*** Records to process ***

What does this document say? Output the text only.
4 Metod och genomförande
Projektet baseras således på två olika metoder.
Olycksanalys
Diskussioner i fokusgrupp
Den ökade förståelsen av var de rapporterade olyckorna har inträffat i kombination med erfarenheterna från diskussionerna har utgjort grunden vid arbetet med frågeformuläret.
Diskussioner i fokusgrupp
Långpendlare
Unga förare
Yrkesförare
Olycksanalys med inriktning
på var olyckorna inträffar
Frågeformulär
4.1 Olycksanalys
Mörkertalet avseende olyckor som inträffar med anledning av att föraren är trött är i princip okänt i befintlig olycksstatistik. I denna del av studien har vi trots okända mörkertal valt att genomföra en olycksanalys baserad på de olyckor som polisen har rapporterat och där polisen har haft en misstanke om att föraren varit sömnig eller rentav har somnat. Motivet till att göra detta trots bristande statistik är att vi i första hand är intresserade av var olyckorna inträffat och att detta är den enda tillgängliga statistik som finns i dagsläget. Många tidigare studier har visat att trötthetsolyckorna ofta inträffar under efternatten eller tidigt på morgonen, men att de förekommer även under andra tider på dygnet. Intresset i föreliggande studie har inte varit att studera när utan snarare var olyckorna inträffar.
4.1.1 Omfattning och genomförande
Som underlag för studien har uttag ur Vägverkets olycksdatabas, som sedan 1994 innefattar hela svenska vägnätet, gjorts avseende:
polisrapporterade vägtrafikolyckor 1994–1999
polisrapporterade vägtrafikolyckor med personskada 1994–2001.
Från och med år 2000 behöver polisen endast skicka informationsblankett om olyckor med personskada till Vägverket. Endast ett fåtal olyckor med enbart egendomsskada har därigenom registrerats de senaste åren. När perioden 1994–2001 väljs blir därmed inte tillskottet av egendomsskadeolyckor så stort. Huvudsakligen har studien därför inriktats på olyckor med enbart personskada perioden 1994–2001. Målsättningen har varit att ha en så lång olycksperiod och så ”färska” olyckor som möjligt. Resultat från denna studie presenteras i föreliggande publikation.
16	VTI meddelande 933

*** End of Records to process ***

*Work instruction*. Where a line above includes "till", copy that line.

*Answer box*.
Mörkertalet avseende olyckor som inträffar med anledning av att föraren är trött är i princip okänt i befintlig olycksstatistik. I denna del av studien har vi trots okända mörkertal valt att genomföra en olycksanalys baserad på de olyckor som polisen har rapporterat och där polisen har haft en misstanke om att föraren varit sömnig eller rentav har somnat. Motivet till att göra detta trots bristande statistik är att vi i första hand är intresserade av var olyckorna inträffat och att detta är den enda tillgängliga statistik som finns i dagsläget. Många tidigare studier har visat att trötthetsolyckorna ofta inträffar under efternatten eller tidigt på morgonen, men att de förekommer även under andra tider på dygnet. Intresset i föreliggande studie har inte varit att studera när utan snarare var olyckorna inträffar.
Från och med år 2000 behöver polisen endast skicka informationsblankett om olyckor med personskada till Vägverket. Endast ett fåtal olyckor med enbart egendomsskada har därigenom registrerats de senaste åren. När perioden 1994–2001 väljs blir därmed inte tillskottet av egendomsskadeolyckor så stort. Huvudsakligen har studien därför inriktats på olyckor med enbart personskada perioden 1994–2001. Målsättningen har varit att ha en så lång olycksperiod och så ”färska” olyckor som möjligt. Resultat från denna studie presenteras i föreliggande publikation.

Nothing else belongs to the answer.